== REQUEST ==
Leave out every picture, then transcribe the rest of the listing exactly.

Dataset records
######

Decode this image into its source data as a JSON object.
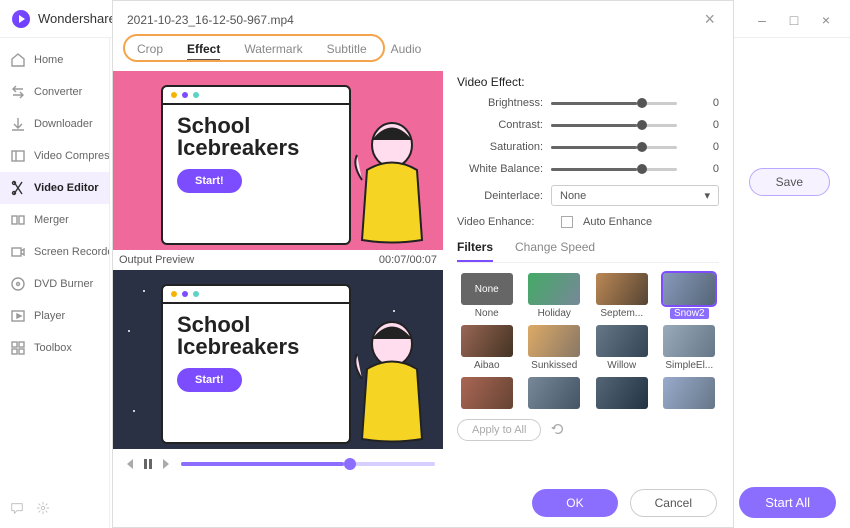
{
  "app": {
    "title": "Wondershare"
  },
  "window_buttons": {
    "menu": "≡",
    "minimize": "–",
    "maximize": "□",
    "close": "×"
  },
  "sidebar": {
    "items": [
      {
        "label": "Home"
      },
      {
        "label": "Converter"
      },
      {
        "label": "Downloader"
      },
      {
        "label": "Video Compress"
      },
      {
        "label": "Video Editor"
      },
      {
        "label": "Merger"
      },
      {
        "label": "Screen Recorde"
      },
      {
        "label": "DVD Burner"
      },
      {
        "label": "Player"
      },
      {
        "label": "Toolbox"
      }
    ]
  },
  "content": {
    "save": "Save",
    "start_all": "Start All"
  },
  "modal": {
    "filename": "2021-10-23_16-12-50-967.mp4",
    "tabs": [
      "Crop",
      "Effect",
      "Watermark",
      "Subtitle",
      "Audio"
    ],
    "preview": {
      "card_line1": "School",
      "card_line2": "Icebreakers",
      "start": "Start!",
      "output_label": "Output Preview",
      "time": "00:07/00:07"
    },
    "effects": {
      "title": "Video Effect:",
      "sliders": [
        {
          "label": "Brightness:",
          "value": "0",
          "pos": 68
        },
        {
          "label": "Contrast:",
          "value": "0",
          "pos": 68
        },
        {
          "label": "Saturation:",
          "value": "0",
          "pos": 68
        },
        {
          "label": "White Balance:",
          "value": "0",
          "pos": 68
        }
      ],
      "deinterlace_label": "Deinterlace:",
      "deinterlace_value": "None",
      "enhance_label": "Video Enhance:",
      "auto_enhance": "Auto Enhance"
    },
    "sub_tabs": [
      "Filters",
      "Change Speed"
    ],
    "filters": [
      {
        "label": "None",
        "none": true
      },
      {
        "label": "Holiday"
      },
      {
        "label": "Septem..."
      },
      {
        "label": "Snow2",
        "selected": true
      },
      {
        "label": "Aibao"
      },
      {
        "label": "Sunkissed"
      },
      {
        "label": "Willow"
      },
      {
        "label": "SimpleEl..."
      },
      {
        "label": ""
      },
      {
        "label": ""
      },
      {
        "label": ""
      },
      {
        "label": ""
      }
    ],
    "apply_all": "Apply to All",
    "ok": "OK",
    "cancel": "Cancel"
  }
}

######

== FINAL RESULT ==
Decode this image into its source data as a JSON object.
{
  "app": {
    "title": "Wondershare"
  },
  "window_buttons": {
    "menu": "≡",
    "minimize": "–",
    "maximize": "□",
    "close": "×"
  },
  "sidebar": {
    "items": [
      {
        "label": "Home"
      },
      {
        "label": "Converter"
      },
      {
        "label": "Downloader"
      },
      {
        "label": "Video Compress"
      },
      {
        "label": "Video Editor"
      },
      {
        "label": "Merger"
      },
      {
        "label": "Screen Recorde"
      },
      {
        "label": "DVD Burner"
      },
      {
        "label": "Player"
      },
      {
        "label": "Toolbox"
      }
    ]
  },
  "content": {
    "save": "Save",
    "start_all": "Start All"
  },
  "modal": {
    "filename": "2021-10-23_16-12-50-967.mp4",
    "tabs": [
      "Crop",
      "Effect",
      "Watermark",
      "Subtitle",
      "Audio"
    ],
    "preview": {
      "card_line1": "School",
      "card_line2": "Icebreakers",
      "start": "Start!",
      "output_label": "Output Preview",
      "time": "00:07/00:07"
    },
    "effects": {
      "title": "Video Effect:",
      "sliders": [
        {
          "label": "Brightness:",
          "value": "0",
          "pos": 68
        },
        {
          "label": "Contrast:",
          "value": "0",
          "pos": 68
        },
        {
          "label": "Saturation:",
          "value": "0",
          "pos": 68
        },
        {
          "label": "White Balance:",
          "value": "0",
          "pos": 68
        }
      ],
      "deinterlace_label": "Deinterlace:",
      "deinterlace_value": "None",
      "enhance_label": "Video Enhance:",
      "auto_enhance": "Auto Enhance"
    },
    "sub_tabs": [
      "Filters",
      "Change Speed"
    ],
    "filters": [
      {
        "label": "None",
        "none": true
      },
      {
        "label": "Holiday"
      },
      {
        "label": "Septem..."
      },
      {
        "label": "Snow2",
        "selected": true
      },
      {
        "label": "Aibao"
      },
      {
        "label": "Sunkissed"
      },
      {
        "label": "Willow"
      },
      {
        "label": "SimpleEl..."
      },
      {
        "label": ""
      },
      {
        "label": ""
      },
      {
        "label": ""
      },
      {
        "label": ""
      }
    ],
    "apply_all": "Apply to All",
    "ok": "OK",
    "cancel": "Cancel"
  }
}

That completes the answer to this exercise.